# Work to be completed:
Retype the listing exactly, starting at its first line and stopping after the line that contains "187, 590, 208]".

# Supplied records:
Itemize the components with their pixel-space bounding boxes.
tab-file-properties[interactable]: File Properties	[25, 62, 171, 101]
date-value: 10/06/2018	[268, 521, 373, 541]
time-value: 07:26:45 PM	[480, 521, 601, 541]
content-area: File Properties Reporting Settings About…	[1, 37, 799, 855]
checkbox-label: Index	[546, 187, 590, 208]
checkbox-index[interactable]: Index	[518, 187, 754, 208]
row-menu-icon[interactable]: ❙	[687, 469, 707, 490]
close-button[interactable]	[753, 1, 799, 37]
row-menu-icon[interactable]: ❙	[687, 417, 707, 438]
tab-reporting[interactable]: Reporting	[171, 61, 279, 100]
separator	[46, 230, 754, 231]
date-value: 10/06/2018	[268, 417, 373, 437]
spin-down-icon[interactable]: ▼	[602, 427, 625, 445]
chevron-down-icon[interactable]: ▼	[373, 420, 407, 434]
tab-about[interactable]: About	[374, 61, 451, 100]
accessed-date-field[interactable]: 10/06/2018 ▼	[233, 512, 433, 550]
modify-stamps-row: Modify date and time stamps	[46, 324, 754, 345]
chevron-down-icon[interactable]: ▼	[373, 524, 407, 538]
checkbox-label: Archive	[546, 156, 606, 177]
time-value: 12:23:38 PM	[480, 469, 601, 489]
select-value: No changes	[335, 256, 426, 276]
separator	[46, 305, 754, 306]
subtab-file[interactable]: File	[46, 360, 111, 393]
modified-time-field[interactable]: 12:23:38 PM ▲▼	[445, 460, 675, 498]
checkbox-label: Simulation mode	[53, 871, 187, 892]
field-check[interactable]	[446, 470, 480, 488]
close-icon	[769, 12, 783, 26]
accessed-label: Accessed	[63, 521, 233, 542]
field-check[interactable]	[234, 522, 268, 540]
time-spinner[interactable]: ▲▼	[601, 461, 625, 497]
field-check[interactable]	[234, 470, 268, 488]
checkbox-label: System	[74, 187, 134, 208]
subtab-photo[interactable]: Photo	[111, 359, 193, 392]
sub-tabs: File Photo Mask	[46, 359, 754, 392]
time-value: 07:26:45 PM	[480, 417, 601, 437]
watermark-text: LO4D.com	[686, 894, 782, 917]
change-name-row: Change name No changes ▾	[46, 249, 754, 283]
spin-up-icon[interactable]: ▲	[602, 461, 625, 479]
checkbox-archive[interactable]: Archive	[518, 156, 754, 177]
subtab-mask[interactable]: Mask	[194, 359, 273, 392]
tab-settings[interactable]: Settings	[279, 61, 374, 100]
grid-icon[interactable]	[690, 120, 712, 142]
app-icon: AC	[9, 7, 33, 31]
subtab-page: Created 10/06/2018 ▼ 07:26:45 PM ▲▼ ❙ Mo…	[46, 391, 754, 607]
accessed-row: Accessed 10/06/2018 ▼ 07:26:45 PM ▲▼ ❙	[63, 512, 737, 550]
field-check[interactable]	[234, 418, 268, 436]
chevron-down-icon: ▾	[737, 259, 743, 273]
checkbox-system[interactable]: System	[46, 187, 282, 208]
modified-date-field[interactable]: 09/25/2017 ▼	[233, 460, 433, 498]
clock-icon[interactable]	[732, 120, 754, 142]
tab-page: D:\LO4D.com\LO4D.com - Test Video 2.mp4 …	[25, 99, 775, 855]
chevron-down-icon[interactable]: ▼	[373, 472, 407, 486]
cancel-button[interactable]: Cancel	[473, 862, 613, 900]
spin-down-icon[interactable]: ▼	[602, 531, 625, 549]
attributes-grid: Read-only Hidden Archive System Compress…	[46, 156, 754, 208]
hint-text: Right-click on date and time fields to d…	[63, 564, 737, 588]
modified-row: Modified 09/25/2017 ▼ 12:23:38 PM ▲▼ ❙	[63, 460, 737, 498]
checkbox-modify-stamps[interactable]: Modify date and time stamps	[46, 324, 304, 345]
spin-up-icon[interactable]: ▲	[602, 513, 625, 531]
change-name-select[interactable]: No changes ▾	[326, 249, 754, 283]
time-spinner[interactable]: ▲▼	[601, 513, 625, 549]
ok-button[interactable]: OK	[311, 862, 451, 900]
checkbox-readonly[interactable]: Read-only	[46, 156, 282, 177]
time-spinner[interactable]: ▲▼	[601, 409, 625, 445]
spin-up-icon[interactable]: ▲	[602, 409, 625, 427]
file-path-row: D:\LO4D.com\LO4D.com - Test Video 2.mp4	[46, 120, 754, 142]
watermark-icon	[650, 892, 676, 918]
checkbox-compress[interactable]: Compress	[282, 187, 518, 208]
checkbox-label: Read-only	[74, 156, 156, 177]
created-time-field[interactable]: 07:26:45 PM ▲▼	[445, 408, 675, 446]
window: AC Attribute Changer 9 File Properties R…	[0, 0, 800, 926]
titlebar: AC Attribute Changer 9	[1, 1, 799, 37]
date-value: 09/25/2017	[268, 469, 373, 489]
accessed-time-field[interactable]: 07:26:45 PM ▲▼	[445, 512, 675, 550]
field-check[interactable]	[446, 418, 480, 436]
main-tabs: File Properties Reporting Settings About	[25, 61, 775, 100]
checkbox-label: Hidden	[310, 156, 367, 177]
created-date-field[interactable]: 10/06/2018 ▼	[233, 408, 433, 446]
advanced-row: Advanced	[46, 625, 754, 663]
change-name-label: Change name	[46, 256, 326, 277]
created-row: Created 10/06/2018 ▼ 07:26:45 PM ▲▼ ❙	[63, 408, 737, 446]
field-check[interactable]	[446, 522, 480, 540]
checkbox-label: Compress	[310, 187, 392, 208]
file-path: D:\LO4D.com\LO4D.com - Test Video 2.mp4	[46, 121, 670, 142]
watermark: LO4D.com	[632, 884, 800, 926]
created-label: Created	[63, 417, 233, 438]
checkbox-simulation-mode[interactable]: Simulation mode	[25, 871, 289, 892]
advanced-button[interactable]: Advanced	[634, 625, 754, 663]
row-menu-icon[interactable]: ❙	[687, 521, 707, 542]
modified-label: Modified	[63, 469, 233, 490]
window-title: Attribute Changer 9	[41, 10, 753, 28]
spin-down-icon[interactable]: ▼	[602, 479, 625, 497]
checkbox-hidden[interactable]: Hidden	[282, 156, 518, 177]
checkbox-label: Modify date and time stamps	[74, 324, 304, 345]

# Full solution:
Itemize the components with their pixel-space bounding boxes.
tab-file-properties[interactable]: File Properties	[25, 62, 171, 101]
date-value: 10/06/2018	[268, 521, 373, 541]
time-value: 07:26:45 PM	[480, 521, 601, 541]
content-area: File Properties Reporting Settings About…	[1, 37, 799, 855]
checkbox-label: Index	[546, 187, 590, 208]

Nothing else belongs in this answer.